**SHORT EXERCISE:**
Could you copy the records verbatim, from the very first line through the line with "staticText: Eradoo: [54, 29, 103, 49]"?

**LISTING:**
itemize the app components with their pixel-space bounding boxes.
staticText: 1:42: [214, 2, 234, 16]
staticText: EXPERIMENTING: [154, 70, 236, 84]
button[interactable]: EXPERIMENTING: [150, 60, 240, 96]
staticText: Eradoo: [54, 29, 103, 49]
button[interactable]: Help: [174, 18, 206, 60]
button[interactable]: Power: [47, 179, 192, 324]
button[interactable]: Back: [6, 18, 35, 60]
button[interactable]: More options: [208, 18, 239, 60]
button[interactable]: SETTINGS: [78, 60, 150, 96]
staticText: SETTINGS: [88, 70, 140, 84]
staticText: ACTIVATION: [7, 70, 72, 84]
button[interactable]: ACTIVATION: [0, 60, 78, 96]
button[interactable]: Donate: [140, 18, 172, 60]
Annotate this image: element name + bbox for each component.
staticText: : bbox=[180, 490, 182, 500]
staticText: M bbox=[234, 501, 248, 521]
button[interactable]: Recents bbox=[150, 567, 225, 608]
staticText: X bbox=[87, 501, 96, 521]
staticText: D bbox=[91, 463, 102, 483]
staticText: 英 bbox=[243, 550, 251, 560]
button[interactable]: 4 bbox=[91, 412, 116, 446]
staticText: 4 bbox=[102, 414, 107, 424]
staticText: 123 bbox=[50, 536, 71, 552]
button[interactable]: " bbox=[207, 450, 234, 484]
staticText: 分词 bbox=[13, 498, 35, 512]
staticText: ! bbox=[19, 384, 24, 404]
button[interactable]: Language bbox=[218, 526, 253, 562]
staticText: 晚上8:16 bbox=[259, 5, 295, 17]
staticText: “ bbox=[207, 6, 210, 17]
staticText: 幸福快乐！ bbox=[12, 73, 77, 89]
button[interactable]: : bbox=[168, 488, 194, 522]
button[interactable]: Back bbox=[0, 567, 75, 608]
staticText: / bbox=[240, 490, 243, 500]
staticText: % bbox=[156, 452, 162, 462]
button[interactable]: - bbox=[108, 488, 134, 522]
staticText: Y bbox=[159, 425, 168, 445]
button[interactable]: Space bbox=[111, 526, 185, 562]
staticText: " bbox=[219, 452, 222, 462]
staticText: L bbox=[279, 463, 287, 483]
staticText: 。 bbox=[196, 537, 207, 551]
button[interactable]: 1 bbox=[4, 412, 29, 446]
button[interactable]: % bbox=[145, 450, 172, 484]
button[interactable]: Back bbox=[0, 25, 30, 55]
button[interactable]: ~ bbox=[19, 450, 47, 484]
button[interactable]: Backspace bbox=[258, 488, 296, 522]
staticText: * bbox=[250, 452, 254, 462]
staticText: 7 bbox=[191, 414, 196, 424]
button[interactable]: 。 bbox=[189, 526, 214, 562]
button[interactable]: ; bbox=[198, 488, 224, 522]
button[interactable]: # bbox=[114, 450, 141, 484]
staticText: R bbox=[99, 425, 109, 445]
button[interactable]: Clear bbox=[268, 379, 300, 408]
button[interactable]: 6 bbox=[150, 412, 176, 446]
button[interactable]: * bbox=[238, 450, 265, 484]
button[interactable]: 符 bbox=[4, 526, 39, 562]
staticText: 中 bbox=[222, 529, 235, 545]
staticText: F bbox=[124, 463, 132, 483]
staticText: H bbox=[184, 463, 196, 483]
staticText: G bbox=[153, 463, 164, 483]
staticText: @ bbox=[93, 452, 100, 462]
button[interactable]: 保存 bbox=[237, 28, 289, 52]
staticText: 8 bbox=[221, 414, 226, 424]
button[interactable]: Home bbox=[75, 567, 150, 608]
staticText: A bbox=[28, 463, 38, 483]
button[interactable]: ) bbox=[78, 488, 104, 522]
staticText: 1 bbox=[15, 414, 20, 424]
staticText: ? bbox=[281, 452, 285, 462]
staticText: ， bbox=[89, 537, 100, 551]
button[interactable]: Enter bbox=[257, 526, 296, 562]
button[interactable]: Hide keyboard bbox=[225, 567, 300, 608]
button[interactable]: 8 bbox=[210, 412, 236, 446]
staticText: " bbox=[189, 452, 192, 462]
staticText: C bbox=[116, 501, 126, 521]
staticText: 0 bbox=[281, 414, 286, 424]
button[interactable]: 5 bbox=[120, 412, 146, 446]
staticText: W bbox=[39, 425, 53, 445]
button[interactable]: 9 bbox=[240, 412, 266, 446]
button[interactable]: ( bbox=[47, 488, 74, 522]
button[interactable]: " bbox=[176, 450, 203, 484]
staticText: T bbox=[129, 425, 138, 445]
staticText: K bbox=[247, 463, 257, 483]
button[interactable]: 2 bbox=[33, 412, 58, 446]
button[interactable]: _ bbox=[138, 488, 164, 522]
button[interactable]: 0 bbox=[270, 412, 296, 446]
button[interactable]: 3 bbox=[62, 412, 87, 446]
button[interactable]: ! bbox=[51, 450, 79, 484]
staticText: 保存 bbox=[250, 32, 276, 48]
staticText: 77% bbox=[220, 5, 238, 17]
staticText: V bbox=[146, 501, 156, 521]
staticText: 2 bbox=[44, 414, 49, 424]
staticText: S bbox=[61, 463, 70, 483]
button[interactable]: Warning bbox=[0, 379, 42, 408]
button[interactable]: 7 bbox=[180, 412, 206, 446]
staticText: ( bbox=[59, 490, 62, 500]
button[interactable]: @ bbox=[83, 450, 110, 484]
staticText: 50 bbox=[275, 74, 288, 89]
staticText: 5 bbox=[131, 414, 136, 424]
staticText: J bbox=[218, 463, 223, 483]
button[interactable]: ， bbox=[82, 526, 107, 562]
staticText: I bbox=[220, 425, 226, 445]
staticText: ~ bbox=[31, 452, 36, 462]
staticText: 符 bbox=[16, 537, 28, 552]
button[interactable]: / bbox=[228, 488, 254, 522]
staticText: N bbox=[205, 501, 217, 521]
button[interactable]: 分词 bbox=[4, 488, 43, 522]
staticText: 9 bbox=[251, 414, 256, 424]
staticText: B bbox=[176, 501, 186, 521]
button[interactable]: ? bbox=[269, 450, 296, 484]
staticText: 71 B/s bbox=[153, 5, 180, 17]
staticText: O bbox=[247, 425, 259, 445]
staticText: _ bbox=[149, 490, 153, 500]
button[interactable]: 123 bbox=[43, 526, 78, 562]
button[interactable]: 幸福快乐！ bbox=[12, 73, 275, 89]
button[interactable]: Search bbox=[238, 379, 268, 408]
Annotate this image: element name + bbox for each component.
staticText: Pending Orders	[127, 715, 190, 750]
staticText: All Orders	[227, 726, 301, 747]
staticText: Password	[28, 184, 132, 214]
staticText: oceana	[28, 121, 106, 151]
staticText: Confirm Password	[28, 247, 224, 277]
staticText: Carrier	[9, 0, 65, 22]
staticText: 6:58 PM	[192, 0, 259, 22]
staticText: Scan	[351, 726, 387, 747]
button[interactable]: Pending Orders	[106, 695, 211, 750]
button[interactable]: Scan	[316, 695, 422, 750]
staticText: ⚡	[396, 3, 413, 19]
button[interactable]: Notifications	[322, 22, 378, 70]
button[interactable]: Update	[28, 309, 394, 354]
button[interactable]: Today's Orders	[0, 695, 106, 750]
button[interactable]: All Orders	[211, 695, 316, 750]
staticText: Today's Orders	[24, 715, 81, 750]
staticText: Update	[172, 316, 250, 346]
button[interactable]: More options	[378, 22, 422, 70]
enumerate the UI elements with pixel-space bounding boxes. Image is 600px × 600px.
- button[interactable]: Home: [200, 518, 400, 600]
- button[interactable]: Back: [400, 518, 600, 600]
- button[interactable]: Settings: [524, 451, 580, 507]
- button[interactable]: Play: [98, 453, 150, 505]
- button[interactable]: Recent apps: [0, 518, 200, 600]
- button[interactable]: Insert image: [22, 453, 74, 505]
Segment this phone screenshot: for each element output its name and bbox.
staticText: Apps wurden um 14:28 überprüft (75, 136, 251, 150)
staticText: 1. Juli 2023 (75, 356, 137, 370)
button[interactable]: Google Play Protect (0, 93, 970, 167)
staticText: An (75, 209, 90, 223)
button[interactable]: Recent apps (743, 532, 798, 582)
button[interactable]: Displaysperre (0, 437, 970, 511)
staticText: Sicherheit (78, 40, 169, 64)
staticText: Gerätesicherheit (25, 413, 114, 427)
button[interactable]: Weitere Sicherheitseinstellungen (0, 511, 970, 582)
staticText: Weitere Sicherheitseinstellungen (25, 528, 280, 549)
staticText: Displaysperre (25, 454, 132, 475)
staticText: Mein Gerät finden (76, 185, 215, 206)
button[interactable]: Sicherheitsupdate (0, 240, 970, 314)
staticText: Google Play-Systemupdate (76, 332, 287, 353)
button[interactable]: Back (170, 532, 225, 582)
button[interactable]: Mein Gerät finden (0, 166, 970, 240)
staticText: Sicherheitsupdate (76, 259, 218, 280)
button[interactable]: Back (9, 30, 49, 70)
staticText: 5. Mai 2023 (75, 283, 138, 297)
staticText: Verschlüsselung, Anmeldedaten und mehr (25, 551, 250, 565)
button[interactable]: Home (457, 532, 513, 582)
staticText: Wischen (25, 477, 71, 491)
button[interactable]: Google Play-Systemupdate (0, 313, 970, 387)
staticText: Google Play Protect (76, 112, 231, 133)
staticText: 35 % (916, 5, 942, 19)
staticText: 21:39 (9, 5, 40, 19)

**EXERCISE OUTPUT:**
itemize the app components with their pixel-space bounding boxes.
staticText: 1:42: [214, 2, 234, 16]
staticText: EXPERIMENTING: [154, 70, 236, 84]
button[interactable]: EXPERIMENTING: [150, 60, 240, 96]
staticText: Eradoo: [54, 29, 103, 49]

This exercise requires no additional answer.